Extracted information:

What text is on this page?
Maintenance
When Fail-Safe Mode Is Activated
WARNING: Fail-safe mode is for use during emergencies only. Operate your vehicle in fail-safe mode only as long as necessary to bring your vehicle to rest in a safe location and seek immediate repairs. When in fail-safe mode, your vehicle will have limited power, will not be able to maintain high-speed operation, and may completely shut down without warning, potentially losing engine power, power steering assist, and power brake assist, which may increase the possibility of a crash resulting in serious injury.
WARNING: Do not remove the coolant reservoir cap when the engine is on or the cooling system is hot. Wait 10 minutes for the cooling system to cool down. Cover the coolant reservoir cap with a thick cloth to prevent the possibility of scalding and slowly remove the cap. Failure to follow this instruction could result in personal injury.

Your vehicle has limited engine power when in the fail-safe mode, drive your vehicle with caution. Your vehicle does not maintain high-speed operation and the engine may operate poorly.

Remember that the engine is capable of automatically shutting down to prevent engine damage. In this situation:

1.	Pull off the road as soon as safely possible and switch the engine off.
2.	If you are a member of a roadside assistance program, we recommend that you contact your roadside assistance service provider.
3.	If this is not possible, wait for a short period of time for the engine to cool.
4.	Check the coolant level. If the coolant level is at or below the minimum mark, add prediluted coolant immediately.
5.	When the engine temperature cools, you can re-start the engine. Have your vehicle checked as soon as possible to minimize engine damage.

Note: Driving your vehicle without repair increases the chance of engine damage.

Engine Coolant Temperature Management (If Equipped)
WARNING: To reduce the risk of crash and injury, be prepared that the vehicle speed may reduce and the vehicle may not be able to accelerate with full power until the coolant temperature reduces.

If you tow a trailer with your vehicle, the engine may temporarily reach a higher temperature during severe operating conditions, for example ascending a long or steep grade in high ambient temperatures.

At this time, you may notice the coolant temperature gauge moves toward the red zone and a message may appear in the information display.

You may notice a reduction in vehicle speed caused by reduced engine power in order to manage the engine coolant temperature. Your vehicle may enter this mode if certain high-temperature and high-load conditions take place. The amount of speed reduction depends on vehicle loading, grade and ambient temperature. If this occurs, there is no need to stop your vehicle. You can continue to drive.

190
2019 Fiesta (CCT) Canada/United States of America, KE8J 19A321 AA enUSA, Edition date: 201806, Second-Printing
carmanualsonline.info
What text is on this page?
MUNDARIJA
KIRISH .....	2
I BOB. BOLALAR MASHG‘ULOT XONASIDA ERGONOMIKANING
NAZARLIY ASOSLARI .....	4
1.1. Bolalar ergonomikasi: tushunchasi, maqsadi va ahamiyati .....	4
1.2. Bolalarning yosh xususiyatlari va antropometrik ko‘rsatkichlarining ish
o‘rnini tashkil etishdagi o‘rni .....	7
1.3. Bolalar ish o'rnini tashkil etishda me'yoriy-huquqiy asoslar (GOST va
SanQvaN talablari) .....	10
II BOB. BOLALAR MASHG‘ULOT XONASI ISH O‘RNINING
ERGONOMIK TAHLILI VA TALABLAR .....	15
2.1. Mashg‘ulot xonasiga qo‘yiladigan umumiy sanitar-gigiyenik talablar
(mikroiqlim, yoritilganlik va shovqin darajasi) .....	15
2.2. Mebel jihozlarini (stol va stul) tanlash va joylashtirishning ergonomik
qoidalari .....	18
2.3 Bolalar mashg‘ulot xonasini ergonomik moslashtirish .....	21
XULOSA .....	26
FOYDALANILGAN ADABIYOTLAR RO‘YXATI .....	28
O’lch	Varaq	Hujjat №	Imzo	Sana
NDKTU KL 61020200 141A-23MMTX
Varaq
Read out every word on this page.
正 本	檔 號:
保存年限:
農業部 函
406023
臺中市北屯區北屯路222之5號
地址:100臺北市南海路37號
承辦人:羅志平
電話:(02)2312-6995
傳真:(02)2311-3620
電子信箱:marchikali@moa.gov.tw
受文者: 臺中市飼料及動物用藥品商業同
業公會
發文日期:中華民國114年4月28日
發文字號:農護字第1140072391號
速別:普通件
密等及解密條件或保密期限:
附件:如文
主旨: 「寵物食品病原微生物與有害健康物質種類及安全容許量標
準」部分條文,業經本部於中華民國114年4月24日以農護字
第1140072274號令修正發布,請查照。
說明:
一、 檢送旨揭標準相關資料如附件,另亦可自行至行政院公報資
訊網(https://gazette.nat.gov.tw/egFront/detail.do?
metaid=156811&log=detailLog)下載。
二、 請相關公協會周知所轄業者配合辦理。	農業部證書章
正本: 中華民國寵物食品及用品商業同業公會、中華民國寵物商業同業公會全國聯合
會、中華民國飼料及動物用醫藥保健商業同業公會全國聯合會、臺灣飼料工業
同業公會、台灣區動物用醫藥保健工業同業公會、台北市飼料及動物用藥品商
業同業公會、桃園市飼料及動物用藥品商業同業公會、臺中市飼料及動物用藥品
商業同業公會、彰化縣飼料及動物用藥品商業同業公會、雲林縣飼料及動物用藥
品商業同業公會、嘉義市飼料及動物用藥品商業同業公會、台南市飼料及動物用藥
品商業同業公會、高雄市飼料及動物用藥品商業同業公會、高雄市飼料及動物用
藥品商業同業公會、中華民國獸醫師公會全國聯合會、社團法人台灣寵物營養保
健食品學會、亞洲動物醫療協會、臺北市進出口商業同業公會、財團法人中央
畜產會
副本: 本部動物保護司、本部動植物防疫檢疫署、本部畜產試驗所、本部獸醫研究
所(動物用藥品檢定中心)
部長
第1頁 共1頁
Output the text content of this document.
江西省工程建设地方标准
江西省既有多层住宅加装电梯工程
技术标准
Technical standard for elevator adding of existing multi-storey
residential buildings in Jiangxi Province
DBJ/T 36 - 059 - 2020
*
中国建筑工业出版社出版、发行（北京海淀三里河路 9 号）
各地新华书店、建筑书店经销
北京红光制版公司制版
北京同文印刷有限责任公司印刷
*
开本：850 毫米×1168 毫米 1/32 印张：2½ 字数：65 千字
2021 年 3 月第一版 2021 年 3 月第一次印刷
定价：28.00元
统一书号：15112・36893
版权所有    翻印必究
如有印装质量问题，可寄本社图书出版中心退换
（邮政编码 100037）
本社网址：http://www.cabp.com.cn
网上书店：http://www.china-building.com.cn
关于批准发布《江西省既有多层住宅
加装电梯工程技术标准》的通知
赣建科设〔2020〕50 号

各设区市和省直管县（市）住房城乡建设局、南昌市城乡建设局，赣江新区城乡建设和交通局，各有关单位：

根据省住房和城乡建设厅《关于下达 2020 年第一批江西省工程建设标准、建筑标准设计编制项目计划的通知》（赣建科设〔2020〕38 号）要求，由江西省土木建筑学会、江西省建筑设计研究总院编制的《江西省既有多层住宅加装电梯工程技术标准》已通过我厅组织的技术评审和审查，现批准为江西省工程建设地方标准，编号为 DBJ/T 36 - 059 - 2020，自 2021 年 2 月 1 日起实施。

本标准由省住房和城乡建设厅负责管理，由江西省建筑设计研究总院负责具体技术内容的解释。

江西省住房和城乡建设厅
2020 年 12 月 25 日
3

Request: Retype the material in full. Each word must match.

Task answer:
What text is on this page?
Maintenance
When Fail-Safe Mode Is Activated
WARNING: Fail-safe mode is for use during emergencies only. Operate your vehicle in fail-safe mode only as long as necessary to bring your vehicle to rest in a safe location and seek immediate repairs. When in fail-safe mode, your vehicle will have limited power, will not be able to maintain high-speed operation, and may completely shut down without warning, potentially losing engine power, power steering assist, and power brake assist, which may increase the possibility of a crash resulting in serious injury.
WARNING: Do not remove the coolant reservoir cap when the engine is on or the cooling system is hot. Wait 10 minutes for the cooling system to cool down. Cover the coolant reservoir cap with a thick cloth to prevent the possibility of scalding and slowly remove the cap. Failure to follow this instruction could result in personal injury.

Your vehicle has limited engine power when in the fail-safe mode, drive your vehicle with caution. Your vehicle does not maintain high-speed operation and the engine may operate poorly.

Remember that the engine is capable of automatically shutting down to prevent engine damage. In this situation:

1.	Pull off the road as soon as safely possible and switch the engine off.
2.	If you are a member of a roadside assistance program, we recommend that you contact your roadside assistance service provider.
3.	If this is not possible, wait for a short period of time for the engine to cool.
4.	Check the coolant level. If the coolant level is at or below the minimum mark, add prediluted coolant immediately.
5.	When the engine temperature cools, you can re-start the engine. Have your vehicle checked as soon as possible to minimize engine damage.

Note: Driving your vehicle without repair increases the chance of engine damage.

Engine Coolant Temperature Management (If Equipped)
WARNING: To reduce the risk of crash and injury, be prepared that the vehicle speed may reduce and the vehicle may not be able to accelerate with full power until the coolant temperature reduces.

If you tow a trailer with your vehicle, the engine may temporarily reach a higher temperature during severe operating conditions, for example ascending a long or steep grade in high ambient temperatures.

At this time, you may notice the coolant temperature gauge moves toward the red zone and a message may appear in the information display.

You may notice a reduction in vehicle speed caused by reduced engine power in order to manage the engine coolant temperature. Your vehicle may enter this mode if certain high-temperature and high-load conditions take place. The amount of speed reduction depends on vehicle loading, grade and ambient temperature. If this occurs, there is no need to stop your vehicle. You can continue to drive.

190
2019 Fiesta (CCT) Canada/United States of America, KE8J 19A321 AA enUSA, Edition date: 201806, Second-Printing
carmanualsonline.info
What text is on this page?
MUNDARIJA
KIRISH .....	2
I BOB. BOLALAR MASHG‘ULOT XONASIDA ERGONOMIKANING
NAZARLIY ASOSLARI .....	4
1.1. Bolalar ergonomikasi: tushunchasi, maqsadi va ahamiyati .....	4
1.2. Bolalarning yosh xususiyatlari va antropometrik ko‘rsatkichlarining ish
o‘rnini tashkil etishdagi o‘rni .....	7
1.3. Bolalar ish o'rnini tashkil etishda me'yoriy-huquqiy asoslar (GOST va
SanQvaN talablari) .....	10
II BOB. BOLALAR MASHG‘ULOT XONASI ISH O‘RNINING
ERGONOMIK TAHLILI VA TALABLAR .....	15
2.1. Mashg‘ulot xonasiga qo‘yiladigan umumiy sanitar-gigiyenik talablar
(mikroiqlim, yoritilganlik va shovqin darajasi) .....	15
2.2. Mebel jihozlarini (stol va stul) tanlash va joylashtirishning ergonomik
qoidalari .....	18
2.3 Bolalar mashg‘ulot xonasini ergonomik moslashtirish .....	21
XULOSA .....	26
FOYDALANILGAN ADABIYOTLAR RO‘YXATI .....	28
O’lch	Varaq	Hujjat №	Imzo	Sana
NDKTU KL 61020200 141A-23MMTX
Varaq
Read out every word on this page.
正 本	檔 號:
保存年限:
農業部 函
406023
臺中市北屯區北屯路222之5號
地址:100臺北市南海路37號
承辦人:羅志平
電話:(02)2312-6995
傳真:(02)2311-3620
電子信箱:marchikali@moa.gov.tw
受文者: 臺中市飼料及動物用藥品商業同
業公會
發文日期:中華民國114年4月28日
發文字號:農護字第1140072391號
速別:普通件
密等及解密條件或保密期限:
附件:如文
主旨: 「寵物食品病原微生物與有害健康物質種類及安全容許量標
準」部分條文,業經本部於中華民國114年4月24日以農護字
第1140072274號令修正發布,請查照。
說明:
一、 檢送旨揭標準相關資料如附件,另亦可自行至行政院公報資
訊網(https://gazette.nat.gov.tw/egFront/detail.do?
metaid=156811&log=detailLog)下載。
二、 請相關公協會周知所轄業者配合辦理。	農業部證書章
正本: 中華民國寵物食品及用品商業同業公會、中華民國寵物商業同業公會全國聯合
會、中華民國飼料及動物用醫藥保健商業同業公會全國聯合會、臺灣飼料工業
同業公會、台灣區動物用醫藥保健工業同業公會、台北市飼料及動物用藥品商
業同業公會、桃園市飼料及動物用藥品商業同業公會、臺中市飼料及動物用藥品
商業同業公會、彰化縣飼料及動物用藥品商業同業公會、雲林縣飼料及動物用藥
品商業同業公會、嘉義市飼料及動物用藥品商業同業公會、台南市飼料及動物用藥
品商業同業公會、高雄市飼料及動物用藥品商業同業公會、高雄市飼料及動物用
藥品商業同業公會、中華民國獸醫師公會全國聯合會、社團法人台灣寵物營養保
健食品學會、亞洲動物醫療協會、臺北市進出口商業同業公會、財團法人中央
畜產會
副本: 本部動物保護司、本部動植物防疫檢疫署、本部畜產試驗所、本部獸醫研究
所(動物用藥品檢定中心)
部長
第1頁 共1頁
Output the text content of this document.
江西省工程建设地方标准
江西省既有多层住宅加装电梯工程
技术标准
Technical standard for elevator adding of existing multi-storey
residential buildings in Jiangxi Province
DBJ/T 36 - 059 - 2020
*
中国建筑工业出版社出版、发行（北京海淀三里河路 9 号）
各地新华书店、建筑书店经销
北京红光制版公司制版
北京同文印刷有限责任公司印刷
*
开本：850 毫米×1168 毫米 1/32 印张：2½ 字数：65 千字
2021 年 3 月第一版 2021 年 3 月第一次印刷
定价：28.00元
统一书号：15112・36893
版权所有    翻印必究
如有印装质量问题，可寄本社图书出版中心退换
（邮政编码 100037）
本社网址：http://www.cabp.com.cn
网上书店：http://www.china-building.com.cn
关于批准发布《江西省既有多层住宅
加装电梯工程技术标准》的通知
赣建科设〔2020〕50 号

各设区市和省直管县（市）住房城乡建设局、南昌市城乡建设局，赣江新区城乡建设和交通局，各有关单位：

根据省住房和城乡建设厅《关于下达 2020 年第一批江西省工程建设标准、建筑标准设计编制项目计划的通知》（赣建科设〔2020〕38 号）要求，由江西省土木建筑学会、江西省建筑设计研究总院编制的《江西省既有多层住宅加装电梯工程技术标准》已通过我厅组织的技术评审和审查，现批准为江西省工程建设地方标准，编号为 DBJ/T 36 - 059 - 2020，自 2021 年 2 月 1 日起实施。

本标准由省住房和城乡建设厅负责管理，由江西省建筑设计研究总院负责具体技术内容的解释。

江西省住房和城乡建设厅
2020 年 12 月 25 日
3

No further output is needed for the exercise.